Find each line with the string "data" and copy it.

= = = = = = =

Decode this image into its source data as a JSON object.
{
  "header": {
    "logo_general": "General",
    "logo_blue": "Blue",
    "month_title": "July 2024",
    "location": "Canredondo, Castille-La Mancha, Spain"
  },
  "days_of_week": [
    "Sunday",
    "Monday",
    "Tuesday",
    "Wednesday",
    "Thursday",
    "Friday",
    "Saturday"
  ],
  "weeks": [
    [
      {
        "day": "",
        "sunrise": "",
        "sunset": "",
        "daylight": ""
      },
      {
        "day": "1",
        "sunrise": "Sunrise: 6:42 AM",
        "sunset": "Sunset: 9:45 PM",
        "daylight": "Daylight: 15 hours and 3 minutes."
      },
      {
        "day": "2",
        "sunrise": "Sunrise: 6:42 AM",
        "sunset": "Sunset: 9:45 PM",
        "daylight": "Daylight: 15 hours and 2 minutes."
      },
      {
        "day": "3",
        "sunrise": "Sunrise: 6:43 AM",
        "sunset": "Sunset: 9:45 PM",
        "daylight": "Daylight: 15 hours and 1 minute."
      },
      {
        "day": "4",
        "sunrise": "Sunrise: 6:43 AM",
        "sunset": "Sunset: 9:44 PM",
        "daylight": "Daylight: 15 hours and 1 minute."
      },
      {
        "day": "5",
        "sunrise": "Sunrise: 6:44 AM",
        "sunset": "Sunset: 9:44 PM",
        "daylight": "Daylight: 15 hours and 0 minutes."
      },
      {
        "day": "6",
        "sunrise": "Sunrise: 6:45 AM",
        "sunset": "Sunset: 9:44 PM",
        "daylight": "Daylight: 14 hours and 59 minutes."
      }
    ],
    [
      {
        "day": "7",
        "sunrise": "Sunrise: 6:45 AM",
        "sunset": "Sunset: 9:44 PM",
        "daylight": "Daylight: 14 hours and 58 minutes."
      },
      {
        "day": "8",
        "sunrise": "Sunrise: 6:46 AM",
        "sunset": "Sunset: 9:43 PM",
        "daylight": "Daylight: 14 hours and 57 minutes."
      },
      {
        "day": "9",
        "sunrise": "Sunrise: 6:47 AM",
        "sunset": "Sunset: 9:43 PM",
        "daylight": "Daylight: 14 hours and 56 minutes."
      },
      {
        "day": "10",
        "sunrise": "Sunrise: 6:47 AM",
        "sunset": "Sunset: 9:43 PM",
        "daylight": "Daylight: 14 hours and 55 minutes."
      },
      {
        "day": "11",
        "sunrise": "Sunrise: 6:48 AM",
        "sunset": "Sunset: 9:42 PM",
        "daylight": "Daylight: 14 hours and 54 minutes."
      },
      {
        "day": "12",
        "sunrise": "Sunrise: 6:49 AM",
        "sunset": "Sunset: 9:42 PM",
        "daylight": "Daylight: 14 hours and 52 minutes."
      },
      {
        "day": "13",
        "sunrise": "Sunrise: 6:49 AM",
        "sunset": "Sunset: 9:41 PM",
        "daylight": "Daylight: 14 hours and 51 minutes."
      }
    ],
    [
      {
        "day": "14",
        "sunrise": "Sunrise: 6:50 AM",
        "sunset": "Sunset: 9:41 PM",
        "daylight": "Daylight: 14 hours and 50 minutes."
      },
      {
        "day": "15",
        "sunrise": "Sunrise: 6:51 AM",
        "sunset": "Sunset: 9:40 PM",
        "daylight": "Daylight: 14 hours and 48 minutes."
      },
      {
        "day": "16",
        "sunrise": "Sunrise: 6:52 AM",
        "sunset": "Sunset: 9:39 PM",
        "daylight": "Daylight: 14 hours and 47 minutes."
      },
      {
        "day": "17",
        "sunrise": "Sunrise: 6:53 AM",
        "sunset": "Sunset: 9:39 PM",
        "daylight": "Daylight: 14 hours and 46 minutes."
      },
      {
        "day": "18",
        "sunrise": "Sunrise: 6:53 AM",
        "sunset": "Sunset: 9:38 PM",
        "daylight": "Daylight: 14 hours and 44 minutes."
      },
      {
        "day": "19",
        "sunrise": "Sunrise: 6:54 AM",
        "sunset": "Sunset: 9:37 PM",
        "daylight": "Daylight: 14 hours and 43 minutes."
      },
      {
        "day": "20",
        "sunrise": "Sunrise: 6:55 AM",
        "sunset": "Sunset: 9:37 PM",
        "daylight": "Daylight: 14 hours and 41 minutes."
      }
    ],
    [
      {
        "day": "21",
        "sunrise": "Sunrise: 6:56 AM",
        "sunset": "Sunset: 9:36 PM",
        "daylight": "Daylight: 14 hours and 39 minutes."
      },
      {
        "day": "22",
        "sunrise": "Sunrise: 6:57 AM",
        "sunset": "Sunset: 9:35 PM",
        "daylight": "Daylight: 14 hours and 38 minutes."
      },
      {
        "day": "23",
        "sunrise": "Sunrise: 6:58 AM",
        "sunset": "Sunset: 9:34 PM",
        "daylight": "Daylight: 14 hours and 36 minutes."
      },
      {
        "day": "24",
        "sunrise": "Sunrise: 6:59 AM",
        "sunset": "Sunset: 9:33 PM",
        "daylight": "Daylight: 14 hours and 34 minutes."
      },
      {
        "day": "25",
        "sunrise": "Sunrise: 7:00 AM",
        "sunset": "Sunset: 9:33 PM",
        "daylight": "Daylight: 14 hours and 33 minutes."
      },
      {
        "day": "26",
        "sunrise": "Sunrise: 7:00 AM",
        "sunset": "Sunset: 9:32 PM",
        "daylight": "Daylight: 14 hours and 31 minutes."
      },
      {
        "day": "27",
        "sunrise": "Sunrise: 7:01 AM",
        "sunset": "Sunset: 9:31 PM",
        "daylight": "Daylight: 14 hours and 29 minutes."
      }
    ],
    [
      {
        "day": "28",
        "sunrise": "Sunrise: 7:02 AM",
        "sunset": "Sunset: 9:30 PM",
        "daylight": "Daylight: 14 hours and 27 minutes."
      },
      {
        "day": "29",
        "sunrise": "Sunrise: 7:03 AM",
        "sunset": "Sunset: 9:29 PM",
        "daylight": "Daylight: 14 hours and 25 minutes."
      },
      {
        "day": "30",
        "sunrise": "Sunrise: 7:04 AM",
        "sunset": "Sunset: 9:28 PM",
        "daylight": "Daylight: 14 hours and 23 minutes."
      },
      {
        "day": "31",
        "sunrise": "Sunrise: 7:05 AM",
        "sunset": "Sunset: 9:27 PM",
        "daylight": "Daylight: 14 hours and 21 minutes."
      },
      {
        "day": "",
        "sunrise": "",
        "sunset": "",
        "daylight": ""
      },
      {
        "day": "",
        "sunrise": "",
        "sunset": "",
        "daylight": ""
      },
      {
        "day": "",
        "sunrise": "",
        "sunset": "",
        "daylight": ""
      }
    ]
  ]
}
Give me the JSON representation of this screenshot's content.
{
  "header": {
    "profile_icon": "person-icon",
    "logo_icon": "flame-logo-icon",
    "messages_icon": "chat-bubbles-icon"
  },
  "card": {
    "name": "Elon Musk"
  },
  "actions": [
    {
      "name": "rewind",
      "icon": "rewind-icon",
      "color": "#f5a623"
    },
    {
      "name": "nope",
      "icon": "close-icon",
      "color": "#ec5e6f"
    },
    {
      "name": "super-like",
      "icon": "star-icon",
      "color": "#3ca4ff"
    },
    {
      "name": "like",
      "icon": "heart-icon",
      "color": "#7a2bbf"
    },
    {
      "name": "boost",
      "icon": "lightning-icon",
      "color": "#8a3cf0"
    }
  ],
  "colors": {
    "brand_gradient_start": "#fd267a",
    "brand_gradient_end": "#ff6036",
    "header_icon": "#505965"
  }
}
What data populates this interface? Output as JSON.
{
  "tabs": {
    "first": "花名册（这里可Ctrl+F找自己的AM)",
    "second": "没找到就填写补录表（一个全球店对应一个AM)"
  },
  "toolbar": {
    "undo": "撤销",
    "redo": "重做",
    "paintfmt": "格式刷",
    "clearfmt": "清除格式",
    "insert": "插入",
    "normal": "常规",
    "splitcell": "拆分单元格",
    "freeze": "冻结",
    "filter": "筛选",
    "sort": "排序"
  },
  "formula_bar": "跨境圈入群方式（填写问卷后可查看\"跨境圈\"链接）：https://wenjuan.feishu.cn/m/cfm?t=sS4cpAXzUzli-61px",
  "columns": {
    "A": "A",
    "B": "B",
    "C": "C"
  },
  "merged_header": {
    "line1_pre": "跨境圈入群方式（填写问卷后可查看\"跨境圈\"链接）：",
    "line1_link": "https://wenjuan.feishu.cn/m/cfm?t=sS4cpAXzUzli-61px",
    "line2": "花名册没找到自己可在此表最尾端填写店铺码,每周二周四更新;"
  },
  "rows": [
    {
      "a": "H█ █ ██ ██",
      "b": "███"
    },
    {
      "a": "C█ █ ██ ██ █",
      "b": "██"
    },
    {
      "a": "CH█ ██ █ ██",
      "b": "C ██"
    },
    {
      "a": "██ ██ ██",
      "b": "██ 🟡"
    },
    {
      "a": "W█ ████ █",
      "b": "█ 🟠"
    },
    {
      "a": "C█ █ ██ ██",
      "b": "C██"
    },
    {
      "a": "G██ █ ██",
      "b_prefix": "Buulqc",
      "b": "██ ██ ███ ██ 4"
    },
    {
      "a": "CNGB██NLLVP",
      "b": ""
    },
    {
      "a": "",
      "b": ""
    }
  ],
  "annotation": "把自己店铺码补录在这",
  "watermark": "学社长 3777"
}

= = = = = = =

* [Correct output]:
Decode this image into its source data as a JSON object.
What data populates this interface? Output as JSON.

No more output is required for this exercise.